YOUR OBJECTIVE
Each entry below is to be given again word for word, with no pictures.

RAW DATA

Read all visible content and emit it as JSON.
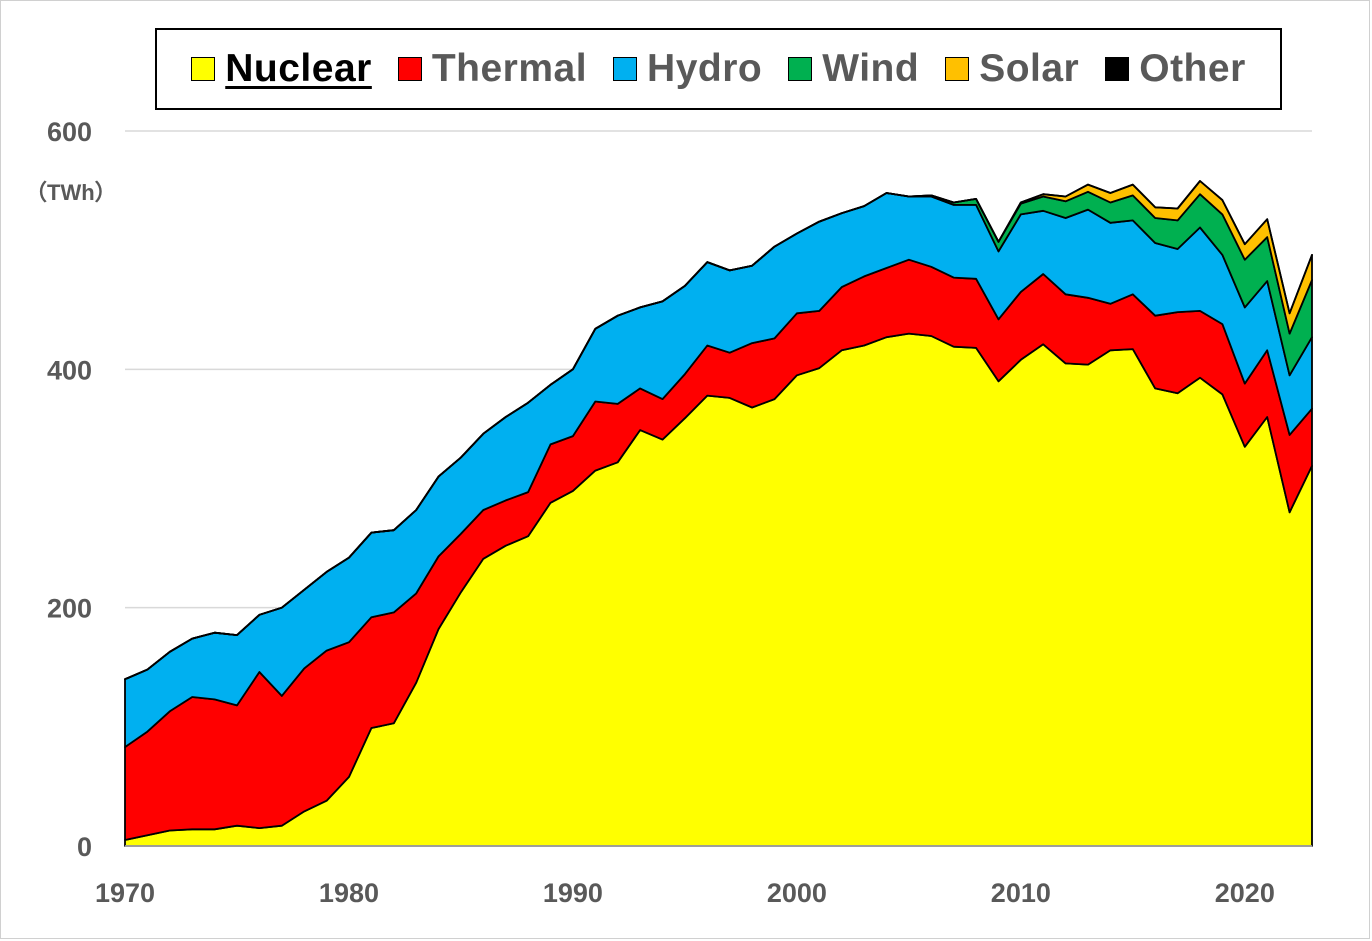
{
  "chart_data": {
    "type": "area",
    "stacked": true,
    "unit_label": "（TWh）",
    "ylim": [
      0,
      600
    ],
    "yticks": [
      0,
      200,
      400,
      600
    ],
    "xlim": [
      1970,
      2023
    ],
    "xticks": [
      1970,
      1980,
      1990,
      2000,
      2010,
      2020
    ],
    "grid": "horizontal",
    "legend_position": "top",
    "legend_active": "Nuclear",
    "x": [
      1970,
      1971,
      1972,
      1973,
      1974,
      1975,
      1976,
      1977,
      1978,
      1979,
      1980,
      1981,
      1982,
      1983,
      1984,
      1985,
      1986,
      1987,
      1988,
      1989,
      1990,
      1991,
      1992,
      1993,
      1994,
      1995,
      1996,
      1997,
      1998,
      1999,
      2000,
      2001,
      2002,
      2003,
      2004,
      2005,
      2006,
      2007,
      2008,
      2009,
      2010,
      2011,
      2012,
      2013,
      2014,
      2015,
      2016,
      2017,
      2018,
      2019,
      2020,
      2021,
      2022,
      2023
    ],
    "series": [
      {
        "name": "Nuclear",
        "color": "#FFFF00",
        "values": [
          5,
          9,
          13,
          14,
          14,
          17,
          15,
          17,
          29,
          38,
          58,
          99,
          103,
          137,
          182,
          213,
          241,
          252,
          260,
          288,
          298,
          315,
          322,
          349,
          341,
          359,
          378,
          376,
          368,
          375,
          395,
          401,
          416,
          420,
          427,
          430,
          428,
          419,
          418,
          390,
          408,
          421,
          405,
          404,
          416,
          417,
          384,
          380,
          393,
          379,
          335,
          360,
          280,
          319
        ]
      },
      {
        "name": "Thermal",
        "color": "#FF0000",
        "values": [
          78,
          87,
          100,
          111,
          109,
          101,
          131,
          109,
          120,
          126,
          113,
          93,
          93,
          75,
          61,
          49,
          41,
          38,
          37,
          49,
          46,
          58,
          49,
          35,
          34,
          37,
          42,
          38,
          54,
          51,
          52,
          48,
          53,
          58,
          58,
          62,
          58,
          58,
          58,
          52,
          57,
          59,
          58,
          56,
          39,
          46,
          61,
          68,
          56,
          59,
          53,
          56,
          65,
          48
        ]
      },
      {
        "name": "Hydro",
        "color": "#00B0F0",
        "values": [
          57,
          52,
          50,
          49,
          56,
          59,
          48,
          74,
          66,
          66,
          71,
          71,
          69,
          70,
          67,
          64,
          64,
          70,
          75,
          50,
          56,
          61,
          74,
          68,
          82,
          74,
          70,
          69,
          65,
          77,
          67,
          75,
          62,
          59,
          63,
          53,
          59,
          61,
          62,
          57,
          65,
          53,
          64,
          74,
          68,
          62,
          61,
          53,
          70,
          58,
          64,
          58,
          50,
          60
        ]
      },
      {
        "name": "Wind",
        "color": "#00B050",
        "values": [
          0,
          0,
          0,
          0,
          0,
          0,
          0,
          0,
          0,
          0,
          0,
          0,
          0,
          0,
          0,
          0,
          0,
          0,
          0,
          0,
          0,
          0,
          0,
          0,
          0,
          0,
          0,
          0,
          0,
          0,
          0,
          0,
          0,
          0,
          0,
          0,
          1,
          2,
          5,
          8,
          9,
          12,
          14,
          15,
          17,
          21,
          21,
          24,
          28,
          34,
          40,
          37,
          35,
          48
        ]
      },
      {
        "name": "Solar",
        "color": "#FFC000",
        "values": [
          0,
          0,
          0,
          0,
          0,
          0,
          0,
          0,
          0,
          0,
          0,
          0,
          0,
          0,
          0,
          0,
          0,
          0,
          0,
          0,
          0,
          0,
          0,
          0,
          0,
          0,
          0,
          0,
          0,
          0,
          0,
          0,
          0,
          0,
          0,
          0,
          0,
          0,
          0,
          0,
          1,
          2,
          4,
          6,
          8,
          9,
          9,
          10,
          11,
          12,
          13,
          15,
          17,
          21
        ]
      },
      {
        "name": "Other",
        "color": "#000000",
        "values": [
          0,
          0,
          0,
          0,
          0,
          0,
          0,
          0,
          0,
          0,
          0,
          0,
          0,
          0,
          0,
          0,
          0,
          0,
          0,
          0,
          0,
          0,
          0,
          0,
          0,
          0,
          0,
          0,
          0,
          0,
          0,
          0,
          0,
          0,
          0,
          0,
          0,
          0,
          0,
          0,
          0,
          0,
          0,
          0,
          0,
          0,
          0,
          0,
          0,
          0,
          0,
          0,
          0,
          0
        ]
      }
    ]
  }
}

OUTPUT BELOW
Read all visible content and emit it as JSON.
{
  "chart_data": {
    "type": "area",
    "stacked": true,
    "unit_label": "（TWh）",
    "ylim": [
      0,
      600
    ],
    "yticks": [
      0,
      200,
      400,
      600
    ],
    "xlim": [
      1970,
      2023
    ],
    "xticks": [
      1970,
      1980,
      1990,
      2000,
      2010,
      2020
    ],
    "grid": "horizontal",
    "legend_position": "top",
    "legend_active": "Nuclear",
    "x": [
      1970,
      1971,
      1972,
      1973,
      1974,
      1975,
      1976,
      1977,
      1978,
      1979,
      1980,
      1981,
      1982,
      1983,
      1984,
      1985,
      1986,
      1987,
      1988,
      1989,
      1990,
      1991,
      1992,
      1993,
      1994,
      1995,
      1996,
      1997,
      1998,
      1999,
      2000,
      2001,
      2002,
      2003,
      2004,
      2005,
      2006,
      2007,
      2008,
      2009,
      2010,
      2011,
      2012,
      2013,
      2014,
      2015,
      2016,
      2017,
      2018,
      2019,
      2020,
      2021,
      2022,
      2023
    ],
    "series": [
      {
        "name": "Nuclear",
        "color": "#FFFF00",
        "values": [
          5,
          9,
          13,
          14,
          14,
          17,
          15,
          17,
          29,
          38,
          58,
          99,
          103,
          137,
          182,
          213,
          241,
          252,
          260,
          288,
          298,
          315,
          322,
          349,
          341,
          359,
          378,
          376,
          368,
          375,
          395,
          401,
          416,
          420,
          427,
          430,
          428,
          419,
          418,
          390,
          408,
          421,
          405,
          404,
          416,
          417,
          384,
          380,
          393,
          379,
          335,
          360,
          280,
          319
        ]
      },
      {
        "name": "Thermal",
        "color": "#FF0000",
        "values": [
          78,
          87,
          100,
          111,
          109,
          101,
          131,
          109,
          120,
          126,
          113,
          93,
          93,
          75,
          61,
          49,
          41,
          38,
          37,
          49,
          46,
          58,
          49,
          35,
          34,
          37,
          42,
          38,
          54,
          51,
          52,
          48,
          53,
          58,
          58,
          62,
          58,
          58,
          58,
          52,
          57,
          59,
          58,
          56,
          39,
          46,
          61,
          68,
          56,
          59,
          53,
          56,
          65,
          48
        ]
      },
      {
        "name": "Hydro",
        "color": "#00B0F0",
        "values": [
          57,
          52,
          50,
          49,
          56,
          59,
          48,
          74,
          66,
          66,
          71,
          71,
          69,
          70,
          67,
          64,
          64,
          70,
          75,
          50,
          56,
          61,
          74,
          68,
          82,
          74,
          70,
          69,
          65,
          77,
          67,
          75,
          62,
          59,
          63,
          53,
          59,
          61,
          62,
          57,
          65,
          53,
          64,
          74,
          68,
          62,
          61,
          53,
          70,
          58,
          64,
          58,
          50,
          60
        ]
      },
      {
        "name": "Wind",
        "color": "#00B050",
        "values": [
          0,
          0,
          0,
          0,
          0,
          0,
          0,
          0,
          0,
          0,
          0,
          0,
          0,
          0,
          0,
          0,
          0,
          0,
          0,
          0,
          0,
          0,
          0,
          0,
          0,
          0,
          0,
          0,
          0,
          0,
          0,
          0,
          0,
          0,
          0,
          0,
          1,
          2,
          5,
          8,
          9,
          12,
          14,
          15,
          17,
          21,
          21,
          24,
          28,
          34,
          40,
          37,
          35,
          48
        ]
      },
      {
        "name": "Solar",
        "color": "#FFC000",
        "values": [
          0,
          0,
          0,
          0,
          0,
          0,
          0,
          0,
          0,
          0,
          0,
          0,
          0,
          0,
          0,
          0,
          0,
          0,
          0,
          0,
          0,
          0,
          0,
          0,
          0,
          0,
          0,
          0,
          0,
          0,
          0,
          0,
          0,
          0,
          0,
          0,
          0,
          0,
          0,
          0,
          1,
          2,
          4,
          6,
          8,
          9,
          9,
          10,
          11,
          12,
          13,
          15,
          17,
          21
        ]
      },
      {
        "name": "Other",
        "color": "#000000",
        "values": [
          0,
          0,
          0,
          0,
          0,
          0,
          0,
          0,
          0,
          0,
          0,
          0,
          0,
          0,
          0,
          0,
          0,
          0,
          0,
          0,
          0,
          0,
          0,
          0,
          0,
          0,
          0,
          0,
          0,
          0,
          0,
          0,
          0,
          0,
          0,
          0,
          0,
          0,
          0,
          0,
          0,
          0,
          0,
          0,
          0,
          0,
          0,
          0,
          0,
          0,
          0,
          0,
          0,
          0
        ]
      }
    ]
  }
}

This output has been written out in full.